§ Exercise directions
Take every line from the listing below that contains "details".

§ Task material
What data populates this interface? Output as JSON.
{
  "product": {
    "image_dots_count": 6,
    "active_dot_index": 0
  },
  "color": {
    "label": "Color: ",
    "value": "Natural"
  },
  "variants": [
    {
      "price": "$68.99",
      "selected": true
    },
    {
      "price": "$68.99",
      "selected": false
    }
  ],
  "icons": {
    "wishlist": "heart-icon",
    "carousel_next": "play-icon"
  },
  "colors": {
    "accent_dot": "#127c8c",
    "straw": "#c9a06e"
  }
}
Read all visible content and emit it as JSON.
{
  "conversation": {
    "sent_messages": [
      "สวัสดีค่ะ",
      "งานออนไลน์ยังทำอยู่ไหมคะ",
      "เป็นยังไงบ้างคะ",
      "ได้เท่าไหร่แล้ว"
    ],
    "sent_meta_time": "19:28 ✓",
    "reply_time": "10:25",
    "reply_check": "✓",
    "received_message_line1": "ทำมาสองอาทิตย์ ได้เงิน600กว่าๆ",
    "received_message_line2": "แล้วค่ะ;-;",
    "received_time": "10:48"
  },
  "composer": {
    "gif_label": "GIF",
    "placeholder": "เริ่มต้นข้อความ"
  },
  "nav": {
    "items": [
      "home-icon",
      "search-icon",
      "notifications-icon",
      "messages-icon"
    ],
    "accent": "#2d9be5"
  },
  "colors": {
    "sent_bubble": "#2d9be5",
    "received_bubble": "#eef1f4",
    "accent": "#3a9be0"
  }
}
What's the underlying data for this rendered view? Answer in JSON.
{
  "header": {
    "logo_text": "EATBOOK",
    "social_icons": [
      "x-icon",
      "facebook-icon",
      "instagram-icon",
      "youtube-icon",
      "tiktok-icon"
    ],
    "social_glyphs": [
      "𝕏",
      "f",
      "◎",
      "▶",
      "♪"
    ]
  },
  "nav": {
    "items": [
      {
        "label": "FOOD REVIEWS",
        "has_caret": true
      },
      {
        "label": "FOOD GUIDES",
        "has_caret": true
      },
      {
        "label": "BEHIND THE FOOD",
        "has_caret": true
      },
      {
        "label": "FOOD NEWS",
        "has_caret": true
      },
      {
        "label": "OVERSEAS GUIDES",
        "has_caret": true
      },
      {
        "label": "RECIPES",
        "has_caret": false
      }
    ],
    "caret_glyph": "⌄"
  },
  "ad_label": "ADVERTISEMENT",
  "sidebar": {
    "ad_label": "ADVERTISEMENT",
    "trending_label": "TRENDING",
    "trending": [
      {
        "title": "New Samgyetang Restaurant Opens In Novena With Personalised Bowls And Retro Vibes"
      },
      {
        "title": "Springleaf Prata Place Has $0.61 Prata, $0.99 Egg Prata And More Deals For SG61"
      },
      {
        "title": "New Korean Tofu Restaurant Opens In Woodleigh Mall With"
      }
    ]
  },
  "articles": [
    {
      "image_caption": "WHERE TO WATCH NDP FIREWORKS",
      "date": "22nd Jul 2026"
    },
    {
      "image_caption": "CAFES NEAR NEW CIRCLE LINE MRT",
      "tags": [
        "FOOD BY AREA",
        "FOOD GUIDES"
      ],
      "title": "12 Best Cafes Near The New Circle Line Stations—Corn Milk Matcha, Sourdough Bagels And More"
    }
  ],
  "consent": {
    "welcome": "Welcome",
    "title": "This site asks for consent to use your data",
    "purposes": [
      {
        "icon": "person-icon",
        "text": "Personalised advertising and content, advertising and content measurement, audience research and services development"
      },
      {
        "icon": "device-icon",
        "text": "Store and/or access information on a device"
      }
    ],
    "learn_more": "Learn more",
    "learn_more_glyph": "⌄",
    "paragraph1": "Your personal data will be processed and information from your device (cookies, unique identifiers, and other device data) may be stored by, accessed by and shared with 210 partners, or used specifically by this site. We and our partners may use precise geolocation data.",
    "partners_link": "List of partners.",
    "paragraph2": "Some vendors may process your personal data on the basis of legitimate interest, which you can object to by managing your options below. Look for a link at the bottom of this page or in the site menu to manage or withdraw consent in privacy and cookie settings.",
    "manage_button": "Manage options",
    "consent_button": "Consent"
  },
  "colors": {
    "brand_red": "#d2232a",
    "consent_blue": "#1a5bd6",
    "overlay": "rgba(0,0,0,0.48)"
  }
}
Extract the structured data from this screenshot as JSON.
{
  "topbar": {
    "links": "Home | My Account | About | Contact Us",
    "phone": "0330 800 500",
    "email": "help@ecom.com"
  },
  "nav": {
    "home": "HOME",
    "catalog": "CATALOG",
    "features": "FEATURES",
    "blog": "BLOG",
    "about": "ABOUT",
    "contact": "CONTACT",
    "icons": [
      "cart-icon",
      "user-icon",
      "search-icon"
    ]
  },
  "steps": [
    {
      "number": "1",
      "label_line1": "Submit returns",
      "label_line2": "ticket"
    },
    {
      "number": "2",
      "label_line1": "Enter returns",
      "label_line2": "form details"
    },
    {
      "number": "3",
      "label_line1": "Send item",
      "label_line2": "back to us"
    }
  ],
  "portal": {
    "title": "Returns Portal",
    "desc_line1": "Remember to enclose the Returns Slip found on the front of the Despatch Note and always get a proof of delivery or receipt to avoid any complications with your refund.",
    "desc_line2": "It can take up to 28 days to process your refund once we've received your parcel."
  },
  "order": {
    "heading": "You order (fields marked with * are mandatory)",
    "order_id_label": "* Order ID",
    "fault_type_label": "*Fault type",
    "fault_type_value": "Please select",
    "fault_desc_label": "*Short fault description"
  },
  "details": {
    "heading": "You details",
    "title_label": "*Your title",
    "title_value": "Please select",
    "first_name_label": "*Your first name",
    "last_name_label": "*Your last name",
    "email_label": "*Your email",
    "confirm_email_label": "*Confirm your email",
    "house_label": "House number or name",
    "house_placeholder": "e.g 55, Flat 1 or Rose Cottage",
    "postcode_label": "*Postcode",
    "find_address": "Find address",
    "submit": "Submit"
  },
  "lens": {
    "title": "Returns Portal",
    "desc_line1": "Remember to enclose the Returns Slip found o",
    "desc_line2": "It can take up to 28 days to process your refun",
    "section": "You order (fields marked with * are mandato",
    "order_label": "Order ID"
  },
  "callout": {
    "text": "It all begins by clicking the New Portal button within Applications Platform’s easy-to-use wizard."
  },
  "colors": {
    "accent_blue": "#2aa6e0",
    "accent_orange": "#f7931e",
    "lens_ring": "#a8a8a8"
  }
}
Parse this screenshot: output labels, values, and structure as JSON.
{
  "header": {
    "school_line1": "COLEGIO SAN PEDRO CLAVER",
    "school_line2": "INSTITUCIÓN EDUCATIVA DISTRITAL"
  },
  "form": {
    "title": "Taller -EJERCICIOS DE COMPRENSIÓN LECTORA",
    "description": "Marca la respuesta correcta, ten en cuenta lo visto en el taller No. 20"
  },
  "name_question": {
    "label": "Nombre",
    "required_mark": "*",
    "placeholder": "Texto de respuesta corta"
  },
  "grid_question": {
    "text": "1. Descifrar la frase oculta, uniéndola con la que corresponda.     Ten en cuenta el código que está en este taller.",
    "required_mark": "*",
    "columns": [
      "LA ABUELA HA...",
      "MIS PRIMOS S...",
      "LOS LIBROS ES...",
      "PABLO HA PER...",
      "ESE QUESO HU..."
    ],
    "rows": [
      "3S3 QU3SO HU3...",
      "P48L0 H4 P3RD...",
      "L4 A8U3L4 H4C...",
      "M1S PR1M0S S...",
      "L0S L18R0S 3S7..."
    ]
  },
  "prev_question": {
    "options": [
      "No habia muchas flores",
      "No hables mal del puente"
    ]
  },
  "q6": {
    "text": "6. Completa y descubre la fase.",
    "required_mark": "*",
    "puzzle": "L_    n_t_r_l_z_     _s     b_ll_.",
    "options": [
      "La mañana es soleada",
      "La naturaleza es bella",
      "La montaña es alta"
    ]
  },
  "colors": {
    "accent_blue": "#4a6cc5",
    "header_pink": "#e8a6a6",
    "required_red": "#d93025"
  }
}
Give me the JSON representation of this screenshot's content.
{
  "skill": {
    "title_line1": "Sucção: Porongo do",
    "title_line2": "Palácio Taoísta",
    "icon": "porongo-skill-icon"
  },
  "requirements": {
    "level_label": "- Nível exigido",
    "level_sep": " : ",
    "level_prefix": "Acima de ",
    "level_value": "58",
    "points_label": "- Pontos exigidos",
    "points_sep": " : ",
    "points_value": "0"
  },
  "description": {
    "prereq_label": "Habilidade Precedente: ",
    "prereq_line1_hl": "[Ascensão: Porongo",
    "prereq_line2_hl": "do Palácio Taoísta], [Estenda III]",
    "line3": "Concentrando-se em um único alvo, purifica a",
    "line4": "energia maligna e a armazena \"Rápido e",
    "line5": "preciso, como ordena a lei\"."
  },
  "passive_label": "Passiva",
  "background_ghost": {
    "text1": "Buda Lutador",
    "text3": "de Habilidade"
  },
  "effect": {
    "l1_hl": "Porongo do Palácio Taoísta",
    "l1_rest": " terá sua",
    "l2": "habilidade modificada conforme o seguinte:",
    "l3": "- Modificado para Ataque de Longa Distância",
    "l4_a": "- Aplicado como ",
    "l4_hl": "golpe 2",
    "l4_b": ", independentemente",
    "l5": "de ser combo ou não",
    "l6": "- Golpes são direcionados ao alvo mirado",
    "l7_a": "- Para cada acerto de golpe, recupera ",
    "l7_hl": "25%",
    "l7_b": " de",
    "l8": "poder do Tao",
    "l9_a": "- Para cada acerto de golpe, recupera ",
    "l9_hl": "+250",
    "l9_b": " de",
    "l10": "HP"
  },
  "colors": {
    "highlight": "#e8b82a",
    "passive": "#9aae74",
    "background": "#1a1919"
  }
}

§ Written response
      "label_line2": "form details"
  "details": {
    "heading": "You details",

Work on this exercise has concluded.